__Challenge__
Your task is to give the number of lines in the listing that include "moment", and nothing else.
— BEGIN Record set —
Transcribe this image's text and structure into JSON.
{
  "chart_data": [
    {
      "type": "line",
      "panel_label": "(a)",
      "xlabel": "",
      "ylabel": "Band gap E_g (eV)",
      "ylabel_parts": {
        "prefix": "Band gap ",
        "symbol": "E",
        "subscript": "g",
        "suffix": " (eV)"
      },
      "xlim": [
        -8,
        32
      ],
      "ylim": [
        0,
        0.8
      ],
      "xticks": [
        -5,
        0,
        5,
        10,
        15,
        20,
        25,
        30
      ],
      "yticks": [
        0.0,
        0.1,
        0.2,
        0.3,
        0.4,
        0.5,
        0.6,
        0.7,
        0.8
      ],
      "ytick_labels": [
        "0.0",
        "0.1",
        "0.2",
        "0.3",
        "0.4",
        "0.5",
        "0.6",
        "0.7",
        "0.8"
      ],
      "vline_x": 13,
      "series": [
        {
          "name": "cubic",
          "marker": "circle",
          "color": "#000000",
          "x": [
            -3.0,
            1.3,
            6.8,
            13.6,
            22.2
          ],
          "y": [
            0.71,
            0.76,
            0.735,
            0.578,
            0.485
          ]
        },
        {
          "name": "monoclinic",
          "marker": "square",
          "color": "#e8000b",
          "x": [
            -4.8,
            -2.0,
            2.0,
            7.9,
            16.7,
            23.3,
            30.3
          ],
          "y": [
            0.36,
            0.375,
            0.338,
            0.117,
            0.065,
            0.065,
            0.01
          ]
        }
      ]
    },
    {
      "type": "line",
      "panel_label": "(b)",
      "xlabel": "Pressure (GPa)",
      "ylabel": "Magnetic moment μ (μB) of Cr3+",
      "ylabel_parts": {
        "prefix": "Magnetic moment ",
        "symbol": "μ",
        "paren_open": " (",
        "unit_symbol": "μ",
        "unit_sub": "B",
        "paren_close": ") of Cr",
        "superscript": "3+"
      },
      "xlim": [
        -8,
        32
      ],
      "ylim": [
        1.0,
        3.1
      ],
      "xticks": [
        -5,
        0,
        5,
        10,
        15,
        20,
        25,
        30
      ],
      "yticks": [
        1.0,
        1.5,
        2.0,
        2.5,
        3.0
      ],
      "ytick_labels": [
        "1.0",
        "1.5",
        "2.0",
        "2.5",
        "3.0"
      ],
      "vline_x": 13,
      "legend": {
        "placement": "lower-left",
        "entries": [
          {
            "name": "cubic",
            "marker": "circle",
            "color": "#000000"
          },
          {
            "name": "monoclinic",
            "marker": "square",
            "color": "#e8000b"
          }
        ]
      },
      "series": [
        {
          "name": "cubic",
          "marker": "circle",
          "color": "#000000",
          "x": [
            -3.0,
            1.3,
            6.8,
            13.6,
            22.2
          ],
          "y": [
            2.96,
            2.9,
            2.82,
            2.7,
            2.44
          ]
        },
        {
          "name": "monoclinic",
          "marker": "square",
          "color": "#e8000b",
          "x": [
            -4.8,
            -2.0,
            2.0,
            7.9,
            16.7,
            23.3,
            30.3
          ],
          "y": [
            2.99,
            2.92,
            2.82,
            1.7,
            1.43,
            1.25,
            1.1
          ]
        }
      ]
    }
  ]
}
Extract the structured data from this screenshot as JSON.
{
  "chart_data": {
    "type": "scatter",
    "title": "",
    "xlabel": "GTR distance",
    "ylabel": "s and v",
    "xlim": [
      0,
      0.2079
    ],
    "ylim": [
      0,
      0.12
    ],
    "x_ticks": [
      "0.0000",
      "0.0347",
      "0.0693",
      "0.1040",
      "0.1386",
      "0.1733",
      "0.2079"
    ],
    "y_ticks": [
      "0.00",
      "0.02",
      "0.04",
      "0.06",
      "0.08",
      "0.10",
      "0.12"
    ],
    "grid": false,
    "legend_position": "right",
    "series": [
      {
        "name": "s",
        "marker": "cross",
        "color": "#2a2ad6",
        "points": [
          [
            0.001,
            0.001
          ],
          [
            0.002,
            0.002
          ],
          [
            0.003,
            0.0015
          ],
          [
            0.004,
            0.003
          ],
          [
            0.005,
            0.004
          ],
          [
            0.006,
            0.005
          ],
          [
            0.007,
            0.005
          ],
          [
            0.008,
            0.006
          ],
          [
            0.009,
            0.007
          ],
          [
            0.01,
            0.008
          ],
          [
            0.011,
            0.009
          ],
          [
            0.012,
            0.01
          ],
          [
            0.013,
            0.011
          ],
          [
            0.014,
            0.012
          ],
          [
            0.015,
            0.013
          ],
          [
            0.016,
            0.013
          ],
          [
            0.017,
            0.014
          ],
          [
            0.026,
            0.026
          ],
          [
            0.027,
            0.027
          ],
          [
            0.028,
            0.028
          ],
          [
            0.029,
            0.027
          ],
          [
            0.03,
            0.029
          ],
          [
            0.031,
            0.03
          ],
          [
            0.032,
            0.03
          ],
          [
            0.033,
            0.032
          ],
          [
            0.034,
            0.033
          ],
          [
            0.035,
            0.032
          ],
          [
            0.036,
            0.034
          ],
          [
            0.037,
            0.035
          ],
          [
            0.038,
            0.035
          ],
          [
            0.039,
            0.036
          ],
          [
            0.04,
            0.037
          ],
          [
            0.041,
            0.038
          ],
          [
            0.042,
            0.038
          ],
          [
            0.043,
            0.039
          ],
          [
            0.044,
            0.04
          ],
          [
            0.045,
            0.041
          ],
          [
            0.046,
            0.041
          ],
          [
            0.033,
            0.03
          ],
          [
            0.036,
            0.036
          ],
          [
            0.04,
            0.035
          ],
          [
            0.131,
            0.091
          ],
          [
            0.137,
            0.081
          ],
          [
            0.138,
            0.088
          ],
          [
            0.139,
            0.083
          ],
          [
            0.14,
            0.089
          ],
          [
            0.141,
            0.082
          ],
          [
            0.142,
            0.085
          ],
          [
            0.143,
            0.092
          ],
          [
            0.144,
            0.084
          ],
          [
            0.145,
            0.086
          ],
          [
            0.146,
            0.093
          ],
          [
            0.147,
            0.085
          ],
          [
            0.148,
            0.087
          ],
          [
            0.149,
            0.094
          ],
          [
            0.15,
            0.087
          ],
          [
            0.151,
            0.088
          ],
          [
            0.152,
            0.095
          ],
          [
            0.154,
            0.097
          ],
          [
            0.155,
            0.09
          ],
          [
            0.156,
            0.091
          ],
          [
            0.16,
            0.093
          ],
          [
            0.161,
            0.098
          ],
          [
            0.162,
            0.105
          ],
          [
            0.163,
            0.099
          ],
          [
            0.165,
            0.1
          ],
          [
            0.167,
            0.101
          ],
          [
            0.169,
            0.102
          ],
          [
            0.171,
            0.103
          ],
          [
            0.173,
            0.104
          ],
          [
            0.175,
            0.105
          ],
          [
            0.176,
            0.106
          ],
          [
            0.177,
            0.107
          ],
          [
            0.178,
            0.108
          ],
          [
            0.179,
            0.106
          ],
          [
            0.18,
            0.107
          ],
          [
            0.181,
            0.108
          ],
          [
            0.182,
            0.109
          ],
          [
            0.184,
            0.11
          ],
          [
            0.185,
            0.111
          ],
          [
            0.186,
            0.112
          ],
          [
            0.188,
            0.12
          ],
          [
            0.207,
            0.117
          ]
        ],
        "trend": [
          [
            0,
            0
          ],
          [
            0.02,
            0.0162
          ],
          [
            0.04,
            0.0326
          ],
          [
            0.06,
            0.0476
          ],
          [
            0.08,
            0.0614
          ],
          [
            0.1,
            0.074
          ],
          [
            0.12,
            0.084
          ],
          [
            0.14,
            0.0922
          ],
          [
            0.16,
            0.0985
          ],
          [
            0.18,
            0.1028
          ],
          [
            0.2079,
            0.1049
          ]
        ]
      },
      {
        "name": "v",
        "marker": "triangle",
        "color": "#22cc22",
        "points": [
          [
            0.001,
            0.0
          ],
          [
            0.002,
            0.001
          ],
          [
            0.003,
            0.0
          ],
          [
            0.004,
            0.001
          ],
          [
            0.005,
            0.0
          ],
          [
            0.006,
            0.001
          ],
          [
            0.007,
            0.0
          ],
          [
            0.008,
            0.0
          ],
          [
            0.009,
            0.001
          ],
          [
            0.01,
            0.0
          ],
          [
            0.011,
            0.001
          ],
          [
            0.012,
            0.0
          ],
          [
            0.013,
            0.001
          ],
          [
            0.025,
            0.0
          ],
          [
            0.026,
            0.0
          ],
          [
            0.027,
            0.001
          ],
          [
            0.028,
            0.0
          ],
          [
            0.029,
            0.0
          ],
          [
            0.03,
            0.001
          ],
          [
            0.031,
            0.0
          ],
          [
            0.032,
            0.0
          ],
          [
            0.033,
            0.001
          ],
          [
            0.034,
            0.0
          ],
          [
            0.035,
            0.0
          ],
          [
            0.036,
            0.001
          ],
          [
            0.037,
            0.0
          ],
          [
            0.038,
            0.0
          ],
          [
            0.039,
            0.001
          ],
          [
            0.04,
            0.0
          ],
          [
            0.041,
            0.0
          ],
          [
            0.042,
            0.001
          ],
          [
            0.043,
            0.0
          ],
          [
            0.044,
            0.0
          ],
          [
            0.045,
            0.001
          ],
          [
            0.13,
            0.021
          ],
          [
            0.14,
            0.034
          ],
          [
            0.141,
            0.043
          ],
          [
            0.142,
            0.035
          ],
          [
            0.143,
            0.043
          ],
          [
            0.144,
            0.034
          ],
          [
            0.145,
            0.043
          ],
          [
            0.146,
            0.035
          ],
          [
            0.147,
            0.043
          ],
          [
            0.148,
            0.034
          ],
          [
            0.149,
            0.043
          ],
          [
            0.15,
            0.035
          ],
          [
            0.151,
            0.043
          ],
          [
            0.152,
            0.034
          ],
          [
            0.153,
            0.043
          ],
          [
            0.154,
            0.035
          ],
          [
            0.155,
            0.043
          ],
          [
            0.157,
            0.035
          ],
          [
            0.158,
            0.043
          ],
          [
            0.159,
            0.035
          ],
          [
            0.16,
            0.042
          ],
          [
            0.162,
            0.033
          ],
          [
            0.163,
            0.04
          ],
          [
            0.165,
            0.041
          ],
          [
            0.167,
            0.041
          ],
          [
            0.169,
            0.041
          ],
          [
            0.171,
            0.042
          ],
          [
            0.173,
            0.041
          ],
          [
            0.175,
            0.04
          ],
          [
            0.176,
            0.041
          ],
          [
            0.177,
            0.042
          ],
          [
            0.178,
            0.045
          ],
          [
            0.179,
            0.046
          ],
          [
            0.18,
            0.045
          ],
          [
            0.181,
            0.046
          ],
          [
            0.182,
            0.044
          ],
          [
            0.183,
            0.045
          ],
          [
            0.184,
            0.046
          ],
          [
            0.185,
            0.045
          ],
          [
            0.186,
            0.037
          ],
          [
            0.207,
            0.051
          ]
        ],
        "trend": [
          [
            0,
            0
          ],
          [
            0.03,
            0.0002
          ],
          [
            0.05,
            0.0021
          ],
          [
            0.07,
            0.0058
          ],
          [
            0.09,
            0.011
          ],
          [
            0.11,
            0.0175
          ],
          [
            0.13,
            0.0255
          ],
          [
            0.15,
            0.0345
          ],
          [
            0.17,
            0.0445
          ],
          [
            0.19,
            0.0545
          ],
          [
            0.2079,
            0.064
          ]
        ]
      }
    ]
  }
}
— END Record set —
__Final result__
2